>> start DATA ENTRIES

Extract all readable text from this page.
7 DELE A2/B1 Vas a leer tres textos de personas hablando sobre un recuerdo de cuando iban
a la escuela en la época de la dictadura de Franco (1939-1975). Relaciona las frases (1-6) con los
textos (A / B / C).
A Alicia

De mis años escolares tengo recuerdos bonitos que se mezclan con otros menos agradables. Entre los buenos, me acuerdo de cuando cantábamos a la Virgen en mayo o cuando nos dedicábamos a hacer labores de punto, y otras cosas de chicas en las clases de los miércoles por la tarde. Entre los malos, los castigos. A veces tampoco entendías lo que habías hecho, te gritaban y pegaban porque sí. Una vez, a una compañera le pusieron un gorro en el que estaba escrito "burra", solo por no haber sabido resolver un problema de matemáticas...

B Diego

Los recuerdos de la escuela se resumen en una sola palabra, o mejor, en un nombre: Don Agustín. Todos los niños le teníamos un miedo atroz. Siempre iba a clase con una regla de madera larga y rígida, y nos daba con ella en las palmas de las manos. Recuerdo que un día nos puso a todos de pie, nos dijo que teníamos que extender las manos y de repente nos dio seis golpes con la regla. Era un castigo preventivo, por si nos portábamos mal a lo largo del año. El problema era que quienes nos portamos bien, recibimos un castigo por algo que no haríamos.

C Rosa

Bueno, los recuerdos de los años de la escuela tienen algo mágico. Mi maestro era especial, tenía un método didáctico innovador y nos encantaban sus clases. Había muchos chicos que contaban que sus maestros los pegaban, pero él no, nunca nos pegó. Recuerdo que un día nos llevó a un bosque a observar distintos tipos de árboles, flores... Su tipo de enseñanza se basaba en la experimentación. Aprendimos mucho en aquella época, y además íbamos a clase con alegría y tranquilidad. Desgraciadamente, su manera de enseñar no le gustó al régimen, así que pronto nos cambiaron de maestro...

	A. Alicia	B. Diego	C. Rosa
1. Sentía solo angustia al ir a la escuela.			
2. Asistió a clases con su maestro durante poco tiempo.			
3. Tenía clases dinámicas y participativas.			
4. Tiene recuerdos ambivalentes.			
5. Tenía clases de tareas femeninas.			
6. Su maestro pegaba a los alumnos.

>> end DATA ENTRIES

## EXERCISE OBJECTIVE
Pick out every line of the listing containing the word "textos", and show those lines.

## REPLY
7 DELE A2/B1 Vas a leer tres textos de personas hablando sobre un recuerdo de cuando iban
textos (A / B / C).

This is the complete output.